EXERCISE DESCRIPTION: Select every line below containing the word "screenshot".

Raw records
************
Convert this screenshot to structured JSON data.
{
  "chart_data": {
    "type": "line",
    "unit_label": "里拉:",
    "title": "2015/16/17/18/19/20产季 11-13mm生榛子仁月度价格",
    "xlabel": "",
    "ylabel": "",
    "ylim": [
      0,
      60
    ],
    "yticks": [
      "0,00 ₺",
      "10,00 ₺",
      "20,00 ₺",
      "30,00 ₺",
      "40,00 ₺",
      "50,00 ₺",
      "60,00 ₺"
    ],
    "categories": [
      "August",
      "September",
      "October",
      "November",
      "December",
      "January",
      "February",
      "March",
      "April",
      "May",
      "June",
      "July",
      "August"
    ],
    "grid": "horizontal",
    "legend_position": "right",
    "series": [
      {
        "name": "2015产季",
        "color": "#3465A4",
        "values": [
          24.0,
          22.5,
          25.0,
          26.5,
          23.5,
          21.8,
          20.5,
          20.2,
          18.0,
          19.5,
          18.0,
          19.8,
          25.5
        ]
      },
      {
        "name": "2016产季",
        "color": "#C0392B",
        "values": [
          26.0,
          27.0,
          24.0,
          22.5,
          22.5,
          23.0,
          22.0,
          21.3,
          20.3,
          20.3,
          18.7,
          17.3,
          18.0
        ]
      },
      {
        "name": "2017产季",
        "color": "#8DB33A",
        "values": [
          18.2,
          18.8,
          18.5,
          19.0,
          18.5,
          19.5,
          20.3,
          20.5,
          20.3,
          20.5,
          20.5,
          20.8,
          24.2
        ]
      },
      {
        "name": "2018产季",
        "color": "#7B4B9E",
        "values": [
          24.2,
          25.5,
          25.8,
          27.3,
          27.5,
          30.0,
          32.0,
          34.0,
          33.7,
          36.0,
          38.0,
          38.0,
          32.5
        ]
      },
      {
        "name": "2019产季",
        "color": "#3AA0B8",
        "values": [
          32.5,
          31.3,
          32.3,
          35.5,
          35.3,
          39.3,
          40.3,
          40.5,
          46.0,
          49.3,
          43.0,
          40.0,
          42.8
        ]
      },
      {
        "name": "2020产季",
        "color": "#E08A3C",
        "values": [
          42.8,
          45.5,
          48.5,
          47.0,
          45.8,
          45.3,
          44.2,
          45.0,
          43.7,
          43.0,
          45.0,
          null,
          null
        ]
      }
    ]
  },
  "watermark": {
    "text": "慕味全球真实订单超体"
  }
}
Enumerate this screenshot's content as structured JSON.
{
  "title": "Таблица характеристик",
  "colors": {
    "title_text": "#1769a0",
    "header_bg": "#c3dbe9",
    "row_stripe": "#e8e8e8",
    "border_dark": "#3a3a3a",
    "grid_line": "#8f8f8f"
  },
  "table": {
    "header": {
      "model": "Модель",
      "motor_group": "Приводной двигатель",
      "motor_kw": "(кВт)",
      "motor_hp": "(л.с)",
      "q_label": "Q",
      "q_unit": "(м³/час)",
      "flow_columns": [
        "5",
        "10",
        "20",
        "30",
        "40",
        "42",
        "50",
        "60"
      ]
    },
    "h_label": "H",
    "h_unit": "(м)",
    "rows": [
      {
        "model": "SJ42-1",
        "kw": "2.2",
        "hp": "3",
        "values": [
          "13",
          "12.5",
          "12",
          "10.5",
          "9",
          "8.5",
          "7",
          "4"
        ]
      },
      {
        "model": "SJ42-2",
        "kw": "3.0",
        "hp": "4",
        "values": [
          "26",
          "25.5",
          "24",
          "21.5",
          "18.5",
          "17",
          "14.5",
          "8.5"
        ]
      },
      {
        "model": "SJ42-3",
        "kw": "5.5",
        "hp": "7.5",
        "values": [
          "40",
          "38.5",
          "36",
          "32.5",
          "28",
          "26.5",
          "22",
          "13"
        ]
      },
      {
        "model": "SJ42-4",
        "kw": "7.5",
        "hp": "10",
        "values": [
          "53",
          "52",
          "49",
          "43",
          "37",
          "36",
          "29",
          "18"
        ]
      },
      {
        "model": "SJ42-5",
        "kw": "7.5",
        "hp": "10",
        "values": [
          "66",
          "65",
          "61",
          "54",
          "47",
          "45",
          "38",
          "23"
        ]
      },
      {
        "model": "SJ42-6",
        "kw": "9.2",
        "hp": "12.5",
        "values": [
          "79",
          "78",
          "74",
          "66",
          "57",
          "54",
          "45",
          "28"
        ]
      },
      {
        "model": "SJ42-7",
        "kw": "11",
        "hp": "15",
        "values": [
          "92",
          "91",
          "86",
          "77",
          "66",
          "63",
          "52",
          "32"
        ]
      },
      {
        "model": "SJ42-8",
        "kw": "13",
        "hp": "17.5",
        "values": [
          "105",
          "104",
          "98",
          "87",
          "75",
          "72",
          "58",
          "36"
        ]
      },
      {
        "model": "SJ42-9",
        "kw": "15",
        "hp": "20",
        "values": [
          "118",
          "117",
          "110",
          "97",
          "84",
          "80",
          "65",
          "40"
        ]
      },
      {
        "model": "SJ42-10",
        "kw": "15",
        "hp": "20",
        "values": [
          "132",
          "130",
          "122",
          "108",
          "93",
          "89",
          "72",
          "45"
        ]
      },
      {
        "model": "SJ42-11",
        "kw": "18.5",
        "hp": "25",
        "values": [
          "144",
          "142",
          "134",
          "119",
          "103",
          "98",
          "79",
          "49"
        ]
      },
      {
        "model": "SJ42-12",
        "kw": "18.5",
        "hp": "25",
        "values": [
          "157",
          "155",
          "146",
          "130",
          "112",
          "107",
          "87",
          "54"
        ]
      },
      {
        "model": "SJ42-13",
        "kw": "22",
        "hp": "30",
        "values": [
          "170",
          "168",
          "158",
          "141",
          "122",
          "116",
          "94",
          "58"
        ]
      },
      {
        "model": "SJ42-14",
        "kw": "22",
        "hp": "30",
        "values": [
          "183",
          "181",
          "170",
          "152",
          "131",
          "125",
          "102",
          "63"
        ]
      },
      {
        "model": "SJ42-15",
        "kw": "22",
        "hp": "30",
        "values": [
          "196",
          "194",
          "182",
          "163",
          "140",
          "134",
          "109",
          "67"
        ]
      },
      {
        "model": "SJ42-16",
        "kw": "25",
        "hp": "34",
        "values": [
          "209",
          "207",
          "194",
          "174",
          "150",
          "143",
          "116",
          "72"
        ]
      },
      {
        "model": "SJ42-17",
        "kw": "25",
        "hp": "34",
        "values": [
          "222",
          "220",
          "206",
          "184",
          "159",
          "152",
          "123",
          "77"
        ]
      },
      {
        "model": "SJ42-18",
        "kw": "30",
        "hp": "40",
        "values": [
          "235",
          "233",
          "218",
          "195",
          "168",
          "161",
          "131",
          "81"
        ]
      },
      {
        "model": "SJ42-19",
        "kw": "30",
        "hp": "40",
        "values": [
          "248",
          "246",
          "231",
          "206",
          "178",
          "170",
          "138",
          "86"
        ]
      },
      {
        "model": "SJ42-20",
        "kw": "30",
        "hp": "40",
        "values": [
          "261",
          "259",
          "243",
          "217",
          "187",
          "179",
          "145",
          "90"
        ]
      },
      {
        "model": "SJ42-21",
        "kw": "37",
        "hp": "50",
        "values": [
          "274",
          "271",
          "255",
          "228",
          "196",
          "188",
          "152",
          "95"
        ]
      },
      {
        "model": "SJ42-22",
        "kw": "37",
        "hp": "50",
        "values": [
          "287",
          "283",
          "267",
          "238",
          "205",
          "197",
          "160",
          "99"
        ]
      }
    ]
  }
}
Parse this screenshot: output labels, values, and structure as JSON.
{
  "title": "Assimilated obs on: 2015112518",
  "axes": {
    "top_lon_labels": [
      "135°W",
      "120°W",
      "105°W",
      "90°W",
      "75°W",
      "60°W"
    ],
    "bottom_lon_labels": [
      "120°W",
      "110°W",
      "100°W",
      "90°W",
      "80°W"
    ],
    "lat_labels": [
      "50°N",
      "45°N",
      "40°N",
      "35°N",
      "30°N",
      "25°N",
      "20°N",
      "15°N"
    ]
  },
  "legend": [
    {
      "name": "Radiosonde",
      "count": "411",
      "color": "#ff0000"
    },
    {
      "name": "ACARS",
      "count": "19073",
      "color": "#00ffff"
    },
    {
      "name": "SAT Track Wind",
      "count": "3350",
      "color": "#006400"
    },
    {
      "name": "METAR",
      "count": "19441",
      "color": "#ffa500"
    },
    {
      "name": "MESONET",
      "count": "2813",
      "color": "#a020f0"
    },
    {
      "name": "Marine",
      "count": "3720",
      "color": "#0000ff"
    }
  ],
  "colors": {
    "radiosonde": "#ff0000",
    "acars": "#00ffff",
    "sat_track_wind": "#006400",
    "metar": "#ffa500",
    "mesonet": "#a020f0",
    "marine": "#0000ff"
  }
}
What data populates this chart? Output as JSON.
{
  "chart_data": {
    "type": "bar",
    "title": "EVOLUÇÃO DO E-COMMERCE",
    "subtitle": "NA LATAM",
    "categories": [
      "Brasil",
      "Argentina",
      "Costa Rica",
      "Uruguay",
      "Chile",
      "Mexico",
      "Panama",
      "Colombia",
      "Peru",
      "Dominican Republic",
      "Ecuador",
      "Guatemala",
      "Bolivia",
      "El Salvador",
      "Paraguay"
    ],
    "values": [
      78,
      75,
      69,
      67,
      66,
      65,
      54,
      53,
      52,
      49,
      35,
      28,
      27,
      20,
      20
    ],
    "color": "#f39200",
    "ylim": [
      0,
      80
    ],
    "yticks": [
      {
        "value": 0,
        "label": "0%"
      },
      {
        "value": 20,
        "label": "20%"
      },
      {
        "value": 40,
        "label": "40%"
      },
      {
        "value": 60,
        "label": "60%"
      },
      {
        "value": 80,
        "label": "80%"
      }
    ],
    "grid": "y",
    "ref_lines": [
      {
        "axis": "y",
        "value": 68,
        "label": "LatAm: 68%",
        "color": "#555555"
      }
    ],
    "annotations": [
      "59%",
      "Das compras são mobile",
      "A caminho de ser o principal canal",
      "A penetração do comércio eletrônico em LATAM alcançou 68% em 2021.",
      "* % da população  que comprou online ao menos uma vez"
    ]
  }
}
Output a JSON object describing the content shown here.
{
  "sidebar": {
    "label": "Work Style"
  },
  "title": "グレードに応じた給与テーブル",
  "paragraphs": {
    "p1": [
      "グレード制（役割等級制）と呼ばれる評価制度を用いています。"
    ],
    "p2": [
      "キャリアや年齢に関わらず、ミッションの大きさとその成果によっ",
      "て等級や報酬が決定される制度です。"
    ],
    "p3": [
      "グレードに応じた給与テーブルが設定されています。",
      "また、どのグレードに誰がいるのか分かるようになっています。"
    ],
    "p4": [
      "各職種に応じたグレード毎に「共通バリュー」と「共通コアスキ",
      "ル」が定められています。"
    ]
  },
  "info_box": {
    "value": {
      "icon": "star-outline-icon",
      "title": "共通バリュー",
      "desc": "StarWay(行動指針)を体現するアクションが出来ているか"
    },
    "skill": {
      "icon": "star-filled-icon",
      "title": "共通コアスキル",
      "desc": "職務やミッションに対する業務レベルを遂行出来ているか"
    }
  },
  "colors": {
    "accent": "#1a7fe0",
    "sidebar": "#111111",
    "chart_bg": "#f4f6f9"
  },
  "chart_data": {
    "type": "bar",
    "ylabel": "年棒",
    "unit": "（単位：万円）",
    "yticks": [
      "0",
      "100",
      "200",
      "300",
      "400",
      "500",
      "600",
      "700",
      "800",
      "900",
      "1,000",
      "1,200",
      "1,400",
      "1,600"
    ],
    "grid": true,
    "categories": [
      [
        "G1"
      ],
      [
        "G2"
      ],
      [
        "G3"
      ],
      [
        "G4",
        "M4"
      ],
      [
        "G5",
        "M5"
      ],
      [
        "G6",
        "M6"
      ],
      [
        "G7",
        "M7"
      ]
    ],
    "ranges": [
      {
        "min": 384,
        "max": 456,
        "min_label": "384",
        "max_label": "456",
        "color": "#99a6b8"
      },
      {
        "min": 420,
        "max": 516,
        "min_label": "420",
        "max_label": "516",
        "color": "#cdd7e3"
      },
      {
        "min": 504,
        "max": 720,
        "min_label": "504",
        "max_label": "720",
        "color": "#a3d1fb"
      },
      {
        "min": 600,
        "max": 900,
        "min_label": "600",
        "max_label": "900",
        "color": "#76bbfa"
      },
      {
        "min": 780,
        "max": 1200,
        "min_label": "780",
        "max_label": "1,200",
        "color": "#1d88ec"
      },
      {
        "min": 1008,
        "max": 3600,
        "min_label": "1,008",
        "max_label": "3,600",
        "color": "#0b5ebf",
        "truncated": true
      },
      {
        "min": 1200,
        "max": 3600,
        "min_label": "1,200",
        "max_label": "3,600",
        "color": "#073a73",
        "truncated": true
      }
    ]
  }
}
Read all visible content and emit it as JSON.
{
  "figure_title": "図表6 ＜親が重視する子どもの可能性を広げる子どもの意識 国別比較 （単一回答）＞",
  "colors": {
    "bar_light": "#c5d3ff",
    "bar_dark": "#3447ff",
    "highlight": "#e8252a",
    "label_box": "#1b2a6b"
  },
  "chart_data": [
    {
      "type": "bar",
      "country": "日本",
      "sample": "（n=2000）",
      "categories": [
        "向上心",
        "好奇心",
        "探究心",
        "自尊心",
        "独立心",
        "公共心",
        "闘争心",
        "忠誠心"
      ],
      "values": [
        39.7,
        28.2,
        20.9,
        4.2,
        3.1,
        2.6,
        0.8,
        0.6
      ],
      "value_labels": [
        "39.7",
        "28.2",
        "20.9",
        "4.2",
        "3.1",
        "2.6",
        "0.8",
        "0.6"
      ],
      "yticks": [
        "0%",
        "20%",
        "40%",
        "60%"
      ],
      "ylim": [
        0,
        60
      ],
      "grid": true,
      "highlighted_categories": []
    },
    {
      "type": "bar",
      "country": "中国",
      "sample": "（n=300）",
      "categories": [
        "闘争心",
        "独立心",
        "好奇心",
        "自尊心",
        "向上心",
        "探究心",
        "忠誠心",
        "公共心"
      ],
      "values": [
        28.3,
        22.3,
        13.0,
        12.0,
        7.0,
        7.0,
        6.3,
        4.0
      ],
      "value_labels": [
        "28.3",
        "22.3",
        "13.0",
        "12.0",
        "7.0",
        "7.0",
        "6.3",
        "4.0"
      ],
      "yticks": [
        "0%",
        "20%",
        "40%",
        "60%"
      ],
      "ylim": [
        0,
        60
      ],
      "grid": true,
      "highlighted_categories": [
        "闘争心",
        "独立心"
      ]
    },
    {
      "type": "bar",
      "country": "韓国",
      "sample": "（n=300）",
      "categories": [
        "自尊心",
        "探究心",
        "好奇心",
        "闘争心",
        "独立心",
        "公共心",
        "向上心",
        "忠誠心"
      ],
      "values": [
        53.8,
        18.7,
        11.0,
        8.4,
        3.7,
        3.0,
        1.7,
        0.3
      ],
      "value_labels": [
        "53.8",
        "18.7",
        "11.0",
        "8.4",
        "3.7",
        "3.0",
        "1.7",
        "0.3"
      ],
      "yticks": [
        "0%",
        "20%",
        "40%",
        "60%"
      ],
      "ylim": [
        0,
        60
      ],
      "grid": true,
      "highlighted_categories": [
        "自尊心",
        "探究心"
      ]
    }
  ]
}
************
THE REPLY:
Convert this screenshot to structured JSON data.
Enumerate this screenshot's content as structured JSON.
Parse this screenshot: output labels, values, and structure as JSON.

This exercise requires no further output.